**Information shown**
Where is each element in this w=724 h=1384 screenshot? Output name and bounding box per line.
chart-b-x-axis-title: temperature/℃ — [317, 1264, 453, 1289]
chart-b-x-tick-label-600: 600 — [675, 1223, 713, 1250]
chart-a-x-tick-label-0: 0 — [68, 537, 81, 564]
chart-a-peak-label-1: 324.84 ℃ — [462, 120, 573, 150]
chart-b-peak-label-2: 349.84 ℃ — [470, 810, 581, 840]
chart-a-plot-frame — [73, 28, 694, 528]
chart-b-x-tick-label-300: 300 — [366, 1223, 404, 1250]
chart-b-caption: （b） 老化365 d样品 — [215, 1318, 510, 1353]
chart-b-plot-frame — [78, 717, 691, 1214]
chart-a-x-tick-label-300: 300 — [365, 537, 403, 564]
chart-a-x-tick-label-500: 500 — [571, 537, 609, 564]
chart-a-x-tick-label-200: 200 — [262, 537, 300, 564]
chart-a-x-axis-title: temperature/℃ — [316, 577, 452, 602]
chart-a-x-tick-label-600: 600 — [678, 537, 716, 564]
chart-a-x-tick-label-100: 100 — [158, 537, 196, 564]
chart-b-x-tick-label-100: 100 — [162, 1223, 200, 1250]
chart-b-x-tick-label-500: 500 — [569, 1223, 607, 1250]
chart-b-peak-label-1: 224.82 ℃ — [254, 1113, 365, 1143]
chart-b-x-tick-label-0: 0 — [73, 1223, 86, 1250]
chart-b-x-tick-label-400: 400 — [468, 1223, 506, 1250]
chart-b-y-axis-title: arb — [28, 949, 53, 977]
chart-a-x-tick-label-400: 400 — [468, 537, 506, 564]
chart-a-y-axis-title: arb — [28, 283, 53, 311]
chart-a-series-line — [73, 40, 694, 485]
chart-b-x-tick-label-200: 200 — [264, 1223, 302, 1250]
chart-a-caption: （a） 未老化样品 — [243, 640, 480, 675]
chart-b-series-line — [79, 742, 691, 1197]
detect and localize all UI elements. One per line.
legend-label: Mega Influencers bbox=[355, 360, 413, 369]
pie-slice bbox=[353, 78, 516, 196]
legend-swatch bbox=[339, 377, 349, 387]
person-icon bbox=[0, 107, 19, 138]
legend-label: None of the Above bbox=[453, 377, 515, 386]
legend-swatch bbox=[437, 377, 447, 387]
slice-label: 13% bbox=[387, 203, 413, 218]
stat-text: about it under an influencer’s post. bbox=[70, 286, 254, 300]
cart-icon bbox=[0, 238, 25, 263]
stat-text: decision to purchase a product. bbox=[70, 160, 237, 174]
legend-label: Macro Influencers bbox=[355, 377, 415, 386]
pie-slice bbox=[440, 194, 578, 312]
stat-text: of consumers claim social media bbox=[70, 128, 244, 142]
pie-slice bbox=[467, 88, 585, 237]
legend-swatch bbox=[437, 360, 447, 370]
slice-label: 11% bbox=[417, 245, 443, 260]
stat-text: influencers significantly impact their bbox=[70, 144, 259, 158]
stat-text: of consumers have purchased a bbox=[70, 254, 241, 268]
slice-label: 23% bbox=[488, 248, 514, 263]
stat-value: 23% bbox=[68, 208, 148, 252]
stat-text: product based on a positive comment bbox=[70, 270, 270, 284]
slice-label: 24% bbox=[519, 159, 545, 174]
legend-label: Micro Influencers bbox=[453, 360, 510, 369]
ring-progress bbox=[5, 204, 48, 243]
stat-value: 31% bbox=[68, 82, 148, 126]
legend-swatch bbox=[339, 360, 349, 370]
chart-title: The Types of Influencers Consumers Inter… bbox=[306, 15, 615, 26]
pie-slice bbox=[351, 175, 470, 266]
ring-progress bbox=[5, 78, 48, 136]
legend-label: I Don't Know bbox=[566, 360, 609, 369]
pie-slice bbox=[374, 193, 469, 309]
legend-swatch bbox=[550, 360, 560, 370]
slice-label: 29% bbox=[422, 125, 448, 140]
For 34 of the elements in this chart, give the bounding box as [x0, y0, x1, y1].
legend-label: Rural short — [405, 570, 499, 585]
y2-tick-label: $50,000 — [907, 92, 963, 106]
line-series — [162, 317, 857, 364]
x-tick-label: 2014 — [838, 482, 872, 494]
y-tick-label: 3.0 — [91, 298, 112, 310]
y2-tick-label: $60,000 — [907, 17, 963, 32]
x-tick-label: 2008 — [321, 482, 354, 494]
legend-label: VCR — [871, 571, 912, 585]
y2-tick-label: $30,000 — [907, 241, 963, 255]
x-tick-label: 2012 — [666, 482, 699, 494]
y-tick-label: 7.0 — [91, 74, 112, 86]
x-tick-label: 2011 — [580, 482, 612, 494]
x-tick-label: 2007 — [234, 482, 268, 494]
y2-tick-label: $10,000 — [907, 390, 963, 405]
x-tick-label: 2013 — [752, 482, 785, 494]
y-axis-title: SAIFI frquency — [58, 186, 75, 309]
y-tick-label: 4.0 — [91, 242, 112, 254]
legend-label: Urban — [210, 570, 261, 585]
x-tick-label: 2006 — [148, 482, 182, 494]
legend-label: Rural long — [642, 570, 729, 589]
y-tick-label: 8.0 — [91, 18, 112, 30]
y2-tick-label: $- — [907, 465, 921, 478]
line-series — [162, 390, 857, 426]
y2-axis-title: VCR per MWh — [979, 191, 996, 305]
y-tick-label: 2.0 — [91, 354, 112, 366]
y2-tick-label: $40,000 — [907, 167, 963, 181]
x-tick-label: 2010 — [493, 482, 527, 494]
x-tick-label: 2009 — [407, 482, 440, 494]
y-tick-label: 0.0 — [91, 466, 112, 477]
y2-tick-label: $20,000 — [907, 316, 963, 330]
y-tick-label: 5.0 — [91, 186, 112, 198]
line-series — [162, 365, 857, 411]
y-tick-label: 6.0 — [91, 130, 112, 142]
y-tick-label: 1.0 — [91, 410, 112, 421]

**Goal**
Repeat all of the records above word for word, keeping every line exactly as it appears.

**The reply**
Where is each element in this w=724 h=1384 screenshot? Output name and bounding box per line.
chart-b-x-axis-title: temperature/℃ — [317, 1264, 453, 1289]
chart-b-x-tick-label-600: 600 — [675, 1223, 713, 1250]
chart-a-x-tick-label-0: 0 — [68, 537, 81, 564]
chart-a-peak-label-1: 324.84 ℃ — [462, 120, 573, 150]
chart-b-peak-label-2: 349.84 ℃ — [470, 810, 581, 840]
chart-a-plot-frame — [73, 28, 694, 528]
chart-b-x-tick-label-300: 300 — [366, 1223, 404, 1250]
chart-b-caption: （b） 老化365 d样品 — [215, 1318, 510, 1353]
chart-b-plot-frame — [78, 717, 691, 1214]
chart-a-x-tick-label-300: 300 — [365, 537, 403, 564]
chart-a-x-tick-label-500: 500 — [571, 537, 609, 564]
chart-a-x-tick-label-200: 200 — [262, 537, 300, 564]
chart-a-x-axis-title: temperature/℃ — [316, 577, 452, 602]
chart-a-x-tick-label-600: 600 — [678, 537, 716, 564]
chart-a-x-tick-label-100: 100 — [158, 537, 196, 564]
chart-b-x-tick-label-100: 100 — [162, 1223, 200, 1250]
chart-b-x-tick-label-500: 500 — [569, 1223, 607, 1250]
chart-b-peak-label-1: 224.82 ℃ — [254, 1113, 365, 1143]
chart-b-x-tick-label-0: 0 — [73, 1223, 86, 1250]
chart-b-x-tick-label-400: 400 — [468, 1223, 506, 1250]
chart-b-y-axis-title: arb — [28, 949, 53, 977]
chart-a-x-tick-label-400: 400 — [468, 537, 506, 564]
chart-a-y-axis-title: arb — [28, 283, 53, 311]
chart-a-series-line — [73, 40, 694, 485]
chart-b-x-tick-label-200: 200 — [264, 1223, 302, 1250]
chart-a-caption: （a） 未老化样品 — [243, 640, 480, 675]
chart-b-series-line — [79, 742, 691, 1197]
detect and localize all UI elements. One per line.
legend-label: Mega Influencers bbox=[355, 360, 413, 369]
pie-slice bbox=[353, 78, 516, 196]
legend-swatch bbox=[339, 377, 349, 387]
person-icon bbox=[0, 107, 19, 138]
legend-label: None of the Above bbox=[453, 377, 515, 386]
legend-swatch bbox=[437, 377, 447, 387]
slice-label: 13% bbox=[387, 203, 413, 218]
stat-text: about it under an influencer’s post. bbox=[70, 286, 254, 300]
cart-icon bbox=[0, 238, 25, 263]
stat-text: decision to purchase a product. bbox=[70, 160, 237, 174]
legend-label: Macro Influencers bbox=[355, 377, 415, 386]
pie-slice bbox=[440, 194, 578, 312]
stat-text: of consumers claim social media bbox=[70, 128, 244, 142]
pie-slice bbox=[467, 88, 585, 237]
legend-swatch bbox=[437, 360, 447, 370]
slice-label: 11% bbox=[417, 245, 443, 260]
stat-text: influencers significantly impact their bbox=[70, 144, 259, 158]
stat-text: of consumers have purchased a bbox=[70, 254, 241, 268]
slice-label: 23% bbox=[488, 248, 514, 263]
stat-value: 23% bbox=[68, 208, 148, 252]
stat-text: product based on a positive comment bbox=[70, 270, 270, 284]
slice-label: 24% bbox=[519, 159, 545, 174]
legend-label: Micro Influencers bbox=[453, 360, 510, 369]
ring-progress bbox=[5, 204, 48, 243]
stat-value: 31% bbox=[68, 82, 148, 126]
legend-swatch bbox=[339, 360, 349, 370]
chart-title: The Types of Influencers Consumers Inter… bbox=[306, 15, 615, 26]
pie-slice bbox=[351, 175, 470, 266]
ring-progress bbox=[5, 78, 48, 136]
legend-label: I Don't Know bbox=[566, 360, 609, 369]
pie-slice bbox=[374, 193, 469, 309]
legend-swatch bbox=[550, 360, 560, 370]
slice-label: 29% bbox=[422, 125, 448, 140]
For 34 of the elements in this chart, give the bounding box as [x0, y0, x1, y1].
legend-label: Rural short — [405, 570, 499, 585]
y2-tick-label: $50,000 — [907, 92, 963, 106]
line-series — [162, 317, 857, 364]
x-tick-label: 2014 — [838, 482, 872, 494]
y-tick-label: 3.0 — [91, 298, 112, 310]
y2-tick-label: $60,000 — [907, 17, 963, 32]
x-tick-label: 2008 — [321, 482, 354, 494]
legend-label: VCR — [871, 571, 912, 585]
y2-tick-label: $30,000 — [907, 241, 963, 255]
x-tick-label: 2012 — [666, 482, 699, 494]
y-tick-label: 7.0 — [91, 74, 112, 86]
x-tick-label: 2011 — [580, 482, 612, 494]
x-tick-label: 2007 — [234, 482, 268, 494]
y2-tick-label: $10,000 — [907, 390, 963, 405]
x-tick-label: 2013 — [752, 482, 785, 494]
y-axis-title: SAIFI frquency — [58, 186, 75, 309]
y-tick-label: 4.0 — [91, 242, 112, 254]
legend-label: Urban — [210, 570, 261, 585]
x-tick-label: 2006 — [148, 482, 182, 494]
legend-label: Rural long — [642, 570, 729, 589]
y-tick-label: 8.0 — [91, 18, 112, 30]
y2-tick-label: $- — [907, 465, 921, 478]
line-series — [162, 390, 857, 426]
y2-axis-title: VCR per MWh — [979, 191, 996, 305]
y-tick-label: 2.0 — [91, 354, 112, 366]
y2-tick-label: $40,000 — [907, 167, 963, 181]
x-tick-label: 2010 — [493, 482, 527, 494]
x-tick-label: 2009 — [407, 482, 440, 494]
y-tick-label: 0.0 — [91, 466, 112, 477]
y2-tick-label: $20,000 — [907, 316, 963, 330]
y-tick-label: 5.0 — [91, 186, 112, 198]
line-series — [162, 365, 857, 411]
y-tick-label: 6.0 — [91, 130, 112, 142]
y-tick-label: 1.0 — [91, 410, 112, 421]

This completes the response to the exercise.